WHAT IS REQUIRED
The data must be written out once more, precisely as given.

(Entries from a dataset)
______________________________

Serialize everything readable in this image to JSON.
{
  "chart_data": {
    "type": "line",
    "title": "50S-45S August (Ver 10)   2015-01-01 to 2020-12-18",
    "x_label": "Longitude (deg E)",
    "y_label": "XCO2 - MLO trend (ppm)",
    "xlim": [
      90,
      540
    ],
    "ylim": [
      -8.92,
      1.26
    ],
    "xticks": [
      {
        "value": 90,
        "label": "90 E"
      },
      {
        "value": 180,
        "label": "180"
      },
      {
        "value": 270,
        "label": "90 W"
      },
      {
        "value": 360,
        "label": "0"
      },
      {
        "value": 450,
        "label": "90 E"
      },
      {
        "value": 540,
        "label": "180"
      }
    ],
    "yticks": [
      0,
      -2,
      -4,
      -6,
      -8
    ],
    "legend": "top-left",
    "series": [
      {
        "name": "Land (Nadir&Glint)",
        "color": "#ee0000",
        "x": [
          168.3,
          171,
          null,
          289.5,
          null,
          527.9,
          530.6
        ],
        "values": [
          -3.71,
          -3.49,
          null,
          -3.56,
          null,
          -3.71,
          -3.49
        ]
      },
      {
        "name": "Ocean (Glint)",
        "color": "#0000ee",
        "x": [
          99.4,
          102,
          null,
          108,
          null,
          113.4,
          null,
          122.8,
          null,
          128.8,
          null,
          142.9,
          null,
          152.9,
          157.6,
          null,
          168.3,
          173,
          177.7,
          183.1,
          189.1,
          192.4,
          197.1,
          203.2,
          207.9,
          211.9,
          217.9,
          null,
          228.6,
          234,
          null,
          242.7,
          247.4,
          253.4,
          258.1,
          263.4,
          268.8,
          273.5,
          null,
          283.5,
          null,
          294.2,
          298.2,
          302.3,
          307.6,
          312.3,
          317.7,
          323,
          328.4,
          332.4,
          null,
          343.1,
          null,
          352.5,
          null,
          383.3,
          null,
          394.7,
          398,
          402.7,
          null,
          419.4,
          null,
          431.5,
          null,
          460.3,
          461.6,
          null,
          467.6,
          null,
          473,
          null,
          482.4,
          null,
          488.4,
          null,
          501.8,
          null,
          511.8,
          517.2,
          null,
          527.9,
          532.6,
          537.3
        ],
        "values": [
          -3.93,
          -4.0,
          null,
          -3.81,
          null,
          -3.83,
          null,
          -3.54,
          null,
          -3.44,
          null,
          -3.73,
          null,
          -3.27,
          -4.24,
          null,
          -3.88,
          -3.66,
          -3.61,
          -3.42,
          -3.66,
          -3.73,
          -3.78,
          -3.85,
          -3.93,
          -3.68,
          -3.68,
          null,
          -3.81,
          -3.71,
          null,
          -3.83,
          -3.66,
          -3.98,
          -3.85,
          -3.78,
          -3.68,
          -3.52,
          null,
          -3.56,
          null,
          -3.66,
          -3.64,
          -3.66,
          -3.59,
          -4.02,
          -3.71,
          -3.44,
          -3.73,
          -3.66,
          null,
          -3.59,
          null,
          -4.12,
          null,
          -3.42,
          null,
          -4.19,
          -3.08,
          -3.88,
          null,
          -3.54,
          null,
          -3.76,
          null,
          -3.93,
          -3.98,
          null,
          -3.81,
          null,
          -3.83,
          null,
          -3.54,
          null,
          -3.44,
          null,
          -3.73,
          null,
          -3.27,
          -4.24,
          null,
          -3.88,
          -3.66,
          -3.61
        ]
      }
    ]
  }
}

______________________________

CORRECT RESULT
Serialize everything readable in this image to JSON.
{
  "chart_data": {
    "type": "line",
    "title": "50S-45S August (Ver 10)   2015-01-01 to 2020-12-18",
    "x_label": "Longitude (deg E)",
    "y_label": "XCO2 - MLO trend (ppm)",
    "xlim": [
      90,
      540
    ],
    "ylim": [
      -8.92,
      1.26
    ],
    "xticks": [
      {
        "value": 90,
        "label": "90 E"
      },
      {
        "value": 180,
        "label": "180"
      },
      {
        "value": 270,
        "label": "90 W"
      },
      {
        "value": 360,
        "label": "0"
      },
      {
        "value": 450,
        "label": "90 E"
      },
      {
        "value": 540,
        "label": "180"
      }
    ],
    "yticks": [
      0,
      -2,
      -4,
      -6,
      -8
    ],
    "legend": "top-left",
    "series": [
      {
        "name": "Land (Nadir&Glint)",
        "color": "#ee0000",
        "x": [
          168.3,
          171,
          null,
          289.5,
          null,
          527.9,
          530.6
        ],
        "values": [
          -3.71,
          -3.49,
          null,
          -3.56,
          null,
          -3.71,
          -3.49
        ]
      },
      {
        "name": "Ocean (Glint)",
        "color": "#0000ee",
        "x": [
          99.4,
          102,
          null,
          108,
          null,
          113.4,
          null,
          122.8,
          null,
          128.8,
          null,
          142.9,
          null,
          152.9,
          157.6,
          null,
          168.3,
          173,
          177.7,
          183.1,
          189.1,
          192.4,
          197.1,
          203.2,
          207.9,
          211.9,
          217.9,
          null,
          228.6,
          234,
          null,
          242.7,
          247.4,
          253.4,
          258.1,
          263.4,
          268.8,
          273.5,
          null,
          283.5,
          null,
          294.2,
          298.2,
          302.3,
          307.6,
          312.3,
          317.7,
          323,
          328.4,
          332.4,
          null,
          343.1,
          null,
          352.5,
          null,
          383.3,
          null,
          394.7,
          398,
          402.7,
          null,
          419.4,
          null,
          431.5,
          null,
          460.3,
          461.6,
          null,
          467.6,
          null,
          473,
          null,
          482.4,
          null,
          488.4,
          null,
          501.8,
          null,
          511.8,
          517.2,
          null,
          527.9,
          532.6,
          537.3
        ],
        "values": [
          -3.93,
          -4.0,
          null,
          -3.81,
          null,
          -3.83,
          null,
          -3.54,
          null,
          -3.44,
          null,
          -3.73,
          null,
          -3.27,
          -4.24,
          null,
          -3.88,
          -3.66,
          -3.61,
          -3.42,
          -3.66,
          -3.73,
          -3.78,
          -3.85,
          -3.93,
          -3.68,
          -3.68,
          null,
          -3.81,
          -3.71,
          null,
          -3.83,
          -3.66,
          -3.98,
          -3.85,
          -3.78,
          -3.68,
          -3.52,
          null,
          -3.56,
          null,
          -3.66,
          -3.64,
          -3.66,
          -3.59,
          -4.02,
          -3.71,
          -3.44,
          -3.73,
          -3.66,
          null,
          -3.59,
          null,
          -4.12,
          null,
          -3.42,
          null,
          -4.19,
          -3.08,
          -3.88,
          null,
          -3.54,
          null,
          -3.76,
          null,
          -3.93,
          -3.98,
          null,
          -3.81,
          null,
          -3.83,
          null,
          -3.54,
          null,
          -3.44,
          null,
          -3.73,
          null,
          -3.27,
          -4.24,
          null,
          -3.88,
          -3.66,
          -3.61
        ]
      }
    ]
  }
}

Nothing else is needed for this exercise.